▸ **Exercise instructions**
Set down all of the data exactly as it appears.

□ □ □

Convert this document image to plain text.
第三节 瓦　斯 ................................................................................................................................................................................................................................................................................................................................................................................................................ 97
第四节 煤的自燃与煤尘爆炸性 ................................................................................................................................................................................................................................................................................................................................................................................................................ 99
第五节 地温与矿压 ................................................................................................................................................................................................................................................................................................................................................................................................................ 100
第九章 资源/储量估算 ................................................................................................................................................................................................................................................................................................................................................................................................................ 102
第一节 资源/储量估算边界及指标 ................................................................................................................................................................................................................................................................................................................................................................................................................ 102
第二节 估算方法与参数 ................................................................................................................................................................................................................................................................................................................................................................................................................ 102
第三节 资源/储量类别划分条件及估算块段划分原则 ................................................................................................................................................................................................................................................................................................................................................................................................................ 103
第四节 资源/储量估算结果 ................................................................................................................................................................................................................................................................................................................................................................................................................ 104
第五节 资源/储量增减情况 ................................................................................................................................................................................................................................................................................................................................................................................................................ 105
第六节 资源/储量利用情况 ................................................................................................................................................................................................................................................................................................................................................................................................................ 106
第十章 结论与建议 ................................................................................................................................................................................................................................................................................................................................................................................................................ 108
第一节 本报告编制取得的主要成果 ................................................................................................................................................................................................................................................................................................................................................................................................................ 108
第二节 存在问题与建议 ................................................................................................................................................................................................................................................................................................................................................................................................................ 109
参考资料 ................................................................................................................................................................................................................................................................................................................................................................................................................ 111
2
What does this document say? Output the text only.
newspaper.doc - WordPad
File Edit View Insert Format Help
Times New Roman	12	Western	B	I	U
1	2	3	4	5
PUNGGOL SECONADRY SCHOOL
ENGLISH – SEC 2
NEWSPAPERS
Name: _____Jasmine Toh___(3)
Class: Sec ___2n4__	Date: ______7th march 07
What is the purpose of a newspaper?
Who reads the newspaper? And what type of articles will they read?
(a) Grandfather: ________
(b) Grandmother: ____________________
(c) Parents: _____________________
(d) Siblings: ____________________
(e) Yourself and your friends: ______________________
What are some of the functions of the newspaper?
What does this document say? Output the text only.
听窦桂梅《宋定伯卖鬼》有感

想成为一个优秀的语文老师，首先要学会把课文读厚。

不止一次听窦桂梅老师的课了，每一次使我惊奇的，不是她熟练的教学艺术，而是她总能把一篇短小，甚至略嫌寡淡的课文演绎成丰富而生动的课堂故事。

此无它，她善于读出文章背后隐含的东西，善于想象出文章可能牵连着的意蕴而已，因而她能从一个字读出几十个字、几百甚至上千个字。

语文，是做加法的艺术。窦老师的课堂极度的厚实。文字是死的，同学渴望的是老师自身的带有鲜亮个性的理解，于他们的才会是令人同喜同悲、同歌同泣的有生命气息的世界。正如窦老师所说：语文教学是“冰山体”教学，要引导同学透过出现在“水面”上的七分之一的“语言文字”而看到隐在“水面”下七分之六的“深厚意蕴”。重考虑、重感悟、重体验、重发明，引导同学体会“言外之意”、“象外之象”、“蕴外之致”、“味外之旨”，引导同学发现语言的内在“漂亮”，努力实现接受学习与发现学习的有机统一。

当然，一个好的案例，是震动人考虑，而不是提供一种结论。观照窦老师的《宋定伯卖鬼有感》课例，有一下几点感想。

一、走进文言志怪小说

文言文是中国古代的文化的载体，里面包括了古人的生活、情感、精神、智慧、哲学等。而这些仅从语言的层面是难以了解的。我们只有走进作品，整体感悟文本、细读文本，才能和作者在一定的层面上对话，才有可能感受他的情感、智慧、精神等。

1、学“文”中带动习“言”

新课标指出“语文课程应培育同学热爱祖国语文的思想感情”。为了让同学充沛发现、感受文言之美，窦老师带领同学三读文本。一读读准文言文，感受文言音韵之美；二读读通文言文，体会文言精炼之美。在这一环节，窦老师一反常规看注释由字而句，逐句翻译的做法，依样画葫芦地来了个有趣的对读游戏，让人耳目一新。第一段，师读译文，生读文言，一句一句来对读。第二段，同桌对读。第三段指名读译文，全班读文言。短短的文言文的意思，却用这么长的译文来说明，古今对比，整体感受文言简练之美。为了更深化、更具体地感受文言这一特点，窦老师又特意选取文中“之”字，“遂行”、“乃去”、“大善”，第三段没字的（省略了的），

□ □ □

▸ **Full output**
Convert this document image to plain text.
第三节 瓦　斯 ................................................................................................................................................................................................................................................................................................................................................................................................................ 97
第四节 煤的自燃与煤尘爆炸性 ................................................................................................................................................................................................................................................................................................................................................................................................................ 99
第五节 地温与矿压 ................................................................................................................................................................................................................................................................................................................................................................................................................ 100
第九章 资源/储量估算 ................................................................................................................................................................................................................................................................................................................................................................................................................ 102
第一节 资源/储量估算边界及指标 ................................................................................................................................................................................................................................................................................................................................................................................................................ 102
第二节 估算方法与参数 ................................................................................................................................................................................................................................................................................................................................................................................................................ 102
第三节 资源/储量类别划分条件及估算块段划分原则 ................................................................................................................................................................................................................................................................................................................................................................................................................ 103
第四节 资源/储量估算结果 ................................................................................................................................................................................................................................................................................................................................................................................................................ 104
第五节 资源/储量增减情况 ................................................................................................................................................................................................................................................................................................................................................................................................................ 105
第六节 资源/储量利用情况 ................................................................................................................................................................................................................................................................................................................................................................................................................ 106
第十章 结论与建议 ................................................................................................................................................................................................................................................................................................................................................................................................................ 108
第一节 本报告编制取得的主要成果 ................................................................................................................................................................................................................................................................................................................................................................................................................ 108
第二节 存在问题与建议 ................................................................................................................................................................................................................................................................................................................................................................................................................ 109
参考资料 ................................................................................................................................................................................................................................................................................................................................................................................................................ 111
2
What does this document say? Output the text only.
newspaper.doc - WordPad
File Edit View Insert Format Help
Times New Roman	12	Western	B	I	U
1	2	3	4	5
PUNGGOL SECONADRY SCHOOL
ENGLISH – SEC 2
NEWSPAPERS
Name: _____Jasmine Toh___(3)
Class: Sec ___2n4__	Date: ______7th march 07
What is the purpose of a newspaper?
Who reads the newspaper? And what type of articles will they read?
(a) Grandfather: ________
(b) Grandmother: ____________________
(c) Parents: _____________________
(d) Siblings: ____________________
(e) Yourself and your friends: ______________________
What are some of the functions of the newspaper?
What does this document say? Output the text only.
听窦桂梅《宋定伯卖鬼》有感

想成为一个优秀的语文老师，首先要学会把课文读厚。

不止一次听窦桂梅老师的课了，每一次使我惊奇的，不是她熟练的教学艺术，而是她总能把一篇短小，甚至略嫌寡淡的课文演绎成丰富而生动的课堂故事。

此无它，她善于读出文章背后隐含的东西，善于想象出文章可能牵连着的意蕴而已，因而她能从一个字读出几十个字、几百甚至上千个字。

语文，是做加法的艺术。窦老师的课堂极度的厚实。文字是死的，同学渴望的是老师自身的带有鲜亮个性的理解，于他们的才会是令人同喜同悲、同歌同泣的有生命气息的世界。正如窦老师所说：语文教学是“冰山体”教学，要引导同学透过出现在“水面”上的七分之一的“语言文字”而看到隐在“水面”下七分之六的“深厚意蕴”。重考虑、重感悟、重体验、重发明，引导同学体会“言外之意”、“象外之象”、“蕴外之致”、“味外之旨”，引导同学发现语言的内在“漂亮”，努力实现接受学习与发现学习的有机统一。

当然，一个好的案例，是震动人考虑，而不是提供一种结论。观照窦老师的《宋定伯卖鬼有感》课例，有一下几点感想。

一、走进文言志怪小说

文言文是中国古代的文化的载体，里面包括了古人的生活、情感、精神、智慧、哲学等。而这些仅从语言的层面是难以了解的。我们只有走进作品，整体感悟文本、细读文本，才能和作者在一定的层面上对话，才有可能感受他的情感、智慧、精神等。

1、学“文”中带动习“言”

新课标指出“语文课程应培育同学热爱祖国语文的思想感情”。为了让同学充沛发现、感受文言之美，窦老师带领同学三读文本。一读读准文言文，感受文言音韵之美；二读读通文言文，体会文言精炼之美。在这一环节，窦老师一反常规看注释由字而句，逐句翻译的做法，依样画葫芦地来了个有趣的对读游戏，让人耳目一新。第一段，师读译文，生读文言，一句一句来对读。第二段，同桌对读。第三段指名读译文，全班读文言。短短的文言文的意思，却用这么长的译文来说明，古今对比，整体感受文言简练之美。为了更深化、更具体地感受文言这一特点，窦老师又特意选取文中“之”字，“遂行”、“乃去”、“大善”，第三段没字的（省略了的），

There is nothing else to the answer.